### Given exercise
Repeat each line of the material exactly.

(Raw records)
◇ ◇ ◇

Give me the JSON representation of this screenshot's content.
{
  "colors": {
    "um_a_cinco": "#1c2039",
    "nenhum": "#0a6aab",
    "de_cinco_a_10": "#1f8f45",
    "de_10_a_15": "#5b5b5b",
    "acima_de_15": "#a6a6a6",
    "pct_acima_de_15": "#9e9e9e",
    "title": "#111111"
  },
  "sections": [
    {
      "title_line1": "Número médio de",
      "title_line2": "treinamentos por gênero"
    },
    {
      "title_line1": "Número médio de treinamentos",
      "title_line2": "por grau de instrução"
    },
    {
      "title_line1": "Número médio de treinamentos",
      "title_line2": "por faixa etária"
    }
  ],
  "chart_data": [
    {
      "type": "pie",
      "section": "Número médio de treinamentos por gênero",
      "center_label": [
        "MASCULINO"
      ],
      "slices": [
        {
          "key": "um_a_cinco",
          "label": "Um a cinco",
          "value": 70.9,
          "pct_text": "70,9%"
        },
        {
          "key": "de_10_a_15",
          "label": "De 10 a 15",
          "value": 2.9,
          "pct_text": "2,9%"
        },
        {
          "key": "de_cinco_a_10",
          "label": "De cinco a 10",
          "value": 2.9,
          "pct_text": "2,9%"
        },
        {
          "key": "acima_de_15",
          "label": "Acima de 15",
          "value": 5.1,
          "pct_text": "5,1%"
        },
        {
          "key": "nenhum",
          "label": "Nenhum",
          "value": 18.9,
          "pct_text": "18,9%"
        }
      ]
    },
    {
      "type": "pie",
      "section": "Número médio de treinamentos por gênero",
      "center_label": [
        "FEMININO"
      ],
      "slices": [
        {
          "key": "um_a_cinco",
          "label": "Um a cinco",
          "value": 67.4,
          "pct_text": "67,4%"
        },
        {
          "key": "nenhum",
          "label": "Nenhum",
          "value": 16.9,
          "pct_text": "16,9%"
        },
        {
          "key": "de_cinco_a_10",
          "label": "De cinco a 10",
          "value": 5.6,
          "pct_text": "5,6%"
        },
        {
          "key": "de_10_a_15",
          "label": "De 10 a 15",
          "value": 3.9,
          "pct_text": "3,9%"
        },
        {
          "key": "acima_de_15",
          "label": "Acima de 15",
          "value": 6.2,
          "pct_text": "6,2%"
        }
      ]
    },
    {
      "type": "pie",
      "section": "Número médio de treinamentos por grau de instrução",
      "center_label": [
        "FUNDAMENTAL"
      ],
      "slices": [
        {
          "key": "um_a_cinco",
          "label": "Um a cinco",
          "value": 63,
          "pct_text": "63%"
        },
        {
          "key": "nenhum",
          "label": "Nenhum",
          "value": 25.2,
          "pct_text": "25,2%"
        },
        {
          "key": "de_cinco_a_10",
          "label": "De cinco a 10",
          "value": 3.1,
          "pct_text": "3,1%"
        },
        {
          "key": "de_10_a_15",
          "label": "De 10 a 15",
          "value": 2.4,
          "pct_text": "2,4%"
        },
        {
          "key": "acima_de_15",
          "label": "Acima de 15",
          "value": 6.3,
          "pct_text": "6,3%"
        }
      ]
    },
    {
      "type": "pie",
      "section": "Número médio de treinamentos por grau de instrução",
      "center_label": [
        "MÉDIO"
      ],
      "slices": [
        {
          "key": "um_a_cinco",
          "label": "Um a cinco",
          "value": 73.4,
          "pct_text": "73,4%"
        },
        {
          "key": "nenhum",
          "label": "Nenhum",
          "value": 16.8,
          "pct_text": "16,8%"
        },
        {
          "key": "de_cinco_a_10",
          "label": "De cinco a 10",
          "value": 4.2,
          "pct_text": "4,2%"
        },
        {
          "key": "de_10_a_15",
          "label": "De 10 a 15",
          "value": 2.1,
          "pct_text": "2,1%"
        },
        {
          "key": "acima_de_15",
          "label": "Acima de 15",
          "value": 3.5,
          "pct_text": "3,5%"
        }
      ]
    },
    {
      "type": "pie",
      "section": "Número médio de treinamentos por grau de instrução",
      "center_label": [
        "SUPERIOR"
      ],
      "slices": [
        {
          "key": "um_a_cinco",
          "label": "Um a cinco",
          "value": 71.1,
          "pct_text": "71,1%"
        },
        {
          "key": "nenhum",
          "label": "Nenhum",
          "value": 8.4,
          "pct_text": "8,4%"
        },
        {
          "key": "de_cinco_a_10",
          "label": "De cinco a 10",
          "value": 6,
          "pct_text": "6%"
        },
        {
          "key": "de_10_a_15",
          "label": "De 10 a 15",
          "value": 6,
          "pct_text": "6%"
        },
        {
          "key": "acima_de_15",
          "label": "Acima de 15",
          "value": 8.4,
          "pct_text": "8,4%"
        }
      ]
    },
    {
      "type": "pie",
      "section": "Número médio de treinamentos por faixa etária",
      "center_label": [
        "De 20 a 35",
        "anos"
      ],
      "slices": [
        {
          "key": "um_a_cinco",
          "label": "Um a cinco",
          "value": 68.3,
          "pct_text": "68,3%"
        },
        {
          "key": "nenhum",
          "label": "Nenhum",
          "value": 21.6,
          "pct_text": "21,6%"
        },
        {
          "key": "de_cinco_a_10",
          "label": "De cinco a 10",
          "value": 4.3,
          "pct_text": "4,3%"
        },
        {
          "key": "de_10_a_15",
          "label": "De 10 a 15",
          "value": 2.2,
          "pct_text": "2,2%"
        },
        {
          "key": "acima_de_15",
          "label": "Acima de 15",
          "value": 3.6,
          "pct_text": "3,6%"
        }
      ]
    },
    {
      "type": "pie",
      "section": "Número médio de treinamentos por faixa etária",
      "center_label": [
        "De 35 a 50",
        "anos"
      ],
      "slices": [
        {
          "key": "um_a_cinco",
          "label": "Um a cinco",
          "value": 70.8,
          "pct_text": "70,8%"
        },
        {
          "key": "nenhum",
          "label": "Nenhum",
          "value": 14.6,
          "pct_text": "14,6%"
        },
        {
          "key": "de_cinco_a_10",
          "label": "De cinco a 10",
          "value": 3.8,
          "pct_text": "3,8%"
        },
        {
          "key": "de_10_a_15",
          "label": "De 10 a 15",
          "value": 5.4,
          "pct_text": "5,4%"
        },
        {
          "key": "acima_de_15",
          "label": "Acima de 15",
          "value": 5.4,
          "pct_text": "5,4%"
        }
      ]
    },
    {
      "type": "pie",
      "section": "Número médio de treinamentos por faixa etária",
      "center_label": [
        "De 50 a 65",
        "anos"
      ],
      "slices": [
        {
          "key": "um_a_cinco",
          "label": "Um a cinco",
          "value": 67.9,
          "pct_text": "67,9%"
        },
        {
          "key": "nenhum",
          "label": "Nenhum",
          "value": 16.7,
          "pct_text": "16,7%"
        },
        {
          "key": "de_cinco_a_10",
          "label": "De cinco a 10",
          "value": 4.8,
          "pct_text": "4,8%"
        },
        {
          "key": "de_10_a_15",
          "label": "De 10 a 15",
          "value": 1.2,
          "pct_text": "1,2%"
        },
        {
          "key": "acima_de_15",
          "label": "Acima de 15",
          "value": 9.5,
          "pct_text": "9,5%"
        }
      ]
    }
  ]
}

◇ ◇ ◇

### Worked answer
Give me the JSON representation of this screenshot's content.
{
  "colors": {
    "um_a_cinco": "#1c2039",
    "nenhum": "#0a6aab",
    "de_cinco_a_10": "#1f8f45",
    "de_10_a_15": "#5b5b5b",
    "acima_de_15": "#a6a6a6",
    "pct_acima_de_15": "#9e9e9e",
    "title": "#111111"
  },
  "sections": [
    {
      "title_line1": "Número médio de",
      "title_line2": "treinamentos por gênero"
    },
    {
      "title_line1": "Número médio de treinamentos",
      "title_line2": "por grau de instrução"
    },
    {
      "title_line1": "Número médio de treinamentos",
      "title_line2": "por faixa etária"
    }
  ],
  "chart_data": [
    {
      "type": "pie",
      "section": "Número médio de treinamentos por gênero",
      "center_label": [
        "MASCULINO"
      ],
      "slices": [
        {
          "key": "um_a_cinco",
          "label": "Um a cinco",
          "value": 70.9,
          "pct_text": "70,9%"
        },
        {
          "key": "de_10_a_15",
          "label": "De 10 a 15",
          "value": 2.9,
          "pct_text": "2,9%"
        },
        {
          "key": "de_cinco_a_10",
          "label": "De cinco a 10",
          "value": 2.9,
          "pct_text": "2,9%"
        },
        {
          "key": "acima_de_15",
          "label": "Acima de 15",
          "value": 5.1,
          "pct_text": "5,1%"
        },
        {
          "key": "nenhum",
          "label": "Nenhum",
          "value": 18.9,
          "pct_text": "18,9%"
        }
      ]
    },
    {
      "type": "pie",
      "section": "Número médio de treinamentos por gênero",
      "center_label": [
        "FEMININO"
      ],
      "slices": [
        {
          "key": "um_a_cinco",
          "label": "Um a cinco",
          "value": 67.4,
          "pct_text": "67,4%"
        },
        {
          "key": "nenhum",
          "label": "Nenhum",
          "value": 16.9,
          "pct_text": "16,9%"
        },
        {
          "key": "de_cinco_a_10",
          "label": "De cinco a 10",
          "value": 5.6,
          "pct_text": "5,6%"
        },
        {
          "key": "de_10_a_15",
          "label": "De 10 a 15",
          "value": 3.9,
          "pct_text": "3,9%"
        },
        {
          "key": "acima_de_15",
          "label": "Acima de 15",
          "value": 6.2,
          "pct_text": "6,2%"
        }
      ]
    },
    {
      "type": "pie",
      "section": "Número médio de treinamentos por grau de instrução",
      "center_label": [
        "FUNDAMENTAL"
      ],
      "slices": [
        {
          "key": "um_a_cinco",
          "label": "Um a cinco",
          "value": 63,
          "pct_text": "63%"
        },
        {
          "key": "nenhum",
          "label": "Nenhum",
          "value": 25.2,
          "pct_text": "25,2%"
        },
        {
          "key": "de_cinco_a_10",
          "label": "De cinco a 10",
          "value": 3.1,
          "pct_text": "3,1%"
        },
        {
          "key": "de_10_a_15",
          "label": "De 10 a 15",
          "value": 2.4,
          "pct_text": "2,4%"
        },
        {
          "key": "acima_de_15",
          "label": "Acima de 15",
          "value": 6.3,
          "pct_text": "6,3%"
        }
      ]
    },
    {
      "type": "pie",
      "section": "Número médio de treinamentos por grau de instrução",
      "center_label": [
        "MÉDIO"
      ],
      "slices": [
        {
          "key": "um_a_cinco",
          "label": "Um a cinco",
          "value": 73.4,
          "pct_text": "73,4%"
        },
        {
          "key": "nenhum",
          "label": "Nenhum",
          "value": 16.8,
          "pct_text": "16,8%"
        },
        {
          "key": "de_cinco_a_10",
          "label": "De cinco a 10",
          "value": 4.2,
          "pct_text": "4,2%"
        },
        {
          "key": "de_10_a_15",
          "label": "De 10 a 15",
          "value": 2.1,
          "pct_text": "2,1%"
        },
        {
          "key": "acima_de_15",
          "label": "Acima de 15",
          "value": 3.5,
          "pct_text": "3,5%"
        }
      ]
    },
    {
      "type": "pie",
      "section": "Número médio de treinamentos por grau de instrução",
      "center_label": [
        "SUPERIOR"
      ],
      "slices": [
        {
          "key": "um_a_cinco",
          "label": "Um a cinco",
          "value": 71.1,
          "pct_text": "71,1%"
        },
        {
          "key": "nenhum",
          "label": "Nenhum",
          "value": 8.4,
          "pct_text": "8,4%"
        },
        {
          "key": "de_cinco_a_10",
          "label": "De cinco a 10",
          "value": 6,
          "pct_text": "6%"
        },
        {
          "key": "de_10_a_15",
          "label": "De 10 a 15",
          "value": 6,
          "pct_text": "6%"
        },
        {
          "key": "acima_de_15",
          "label": "Acima de 15",
          "value": 8.4,
          "pct_text": "8,4%"
        }
      ]
    },
    {
      "type": "pie",
      "section": "Número médio de treinamentos por faixa etária",
      "center_label": [
        "De 20 a 35",
        "anos"
      ],
      "slices": [
        {
          "key": "um_a_cinco",
          "label": "Um a cinco",
          "value": 68.3,
          "pct_text": "68,3%"
        },
        {
          "key": "nenhum",
          "label": "Nenhum",
          "value": 21.6,
          "pct_text": "21,6%"
        },
        {
          "key": "de_cinco_a_10",
          "label": "De cinco a 10",
          "value": 4.3,
          "pct_text": "4,3%"
        },
        {
          "key": "de_10_a_15",
          "label": "De 10 a 15",
          "value": 2.2,
          "pct_text": "2,2%"
        },
        {
          "key": "acima_de_15",
          "label": "Acima de 15",
          "value": 3.6,
          "pct_text": "3,6%"
        }
      ]
    },
    {
      "type": "pie",
      "section": "Número médio de treinamentos por faixa etária",
      "center_label": [
        "De 35 a 50",
        "anos"
      ],
      "slices": [
        {
          "key": "um_a_cinco",
          "label": "Um a cinco",
          "value": 70.8,
          "pct_text": "70,8%"
        },
        {
          "key": "nenhum",
          "label": "Nenhum",
          "value": 14.6,
          "pct_text": "14,6%"
        },
        {
          "key": "de_cinco_a_10",
          "label": "De cinco a 10",
          "value": 3.8,
          "pct_text": "3,8%"
        },
        {
          "key": "de_10_a_15",
          "label": "De 10 a 15",
          "value": 5.4,
          "pct_text": "5,4%"
        },
        {
          "key": "acima_de_15",
          "label": "Acima de 15",
          "value": 5.4,
          "pct_text": "5,4%"
        }
      ]
    },
    {
      "type": "pie",
      "section": "Número médio de treinamentos por faixa etária",
      "center_label": [
        "De 50 a 65",
        "anos"
      ],
      "slices": [
        {
          "key": "um_a_cinco",
          "label": "Um a cinco",
          "value": 67.9,
          "pct_text": "67,9%"
        },
        {
          "key": "nenhum",
          "label": "Nenhum",
          "value": 16.7,
          "pct_text": "16,7%"
        },
        {
          "key": "de_cinco_a_10",
          "label": "De cinco a 10",
          "value": 4.8,
          "pct_text": "4,8%"
        },
        {
          "key": "de_10_a_15",
          "label": "De 10 a 15",
          "value": 1.2,
          "pct_text": "1,2%"
        },
        {
          "key": "acima_de_15",
          "label": "Acima de 15",
          "value": 9.5,
          "pct_text": "9,5%"
        }
      ]
    }
  ]
}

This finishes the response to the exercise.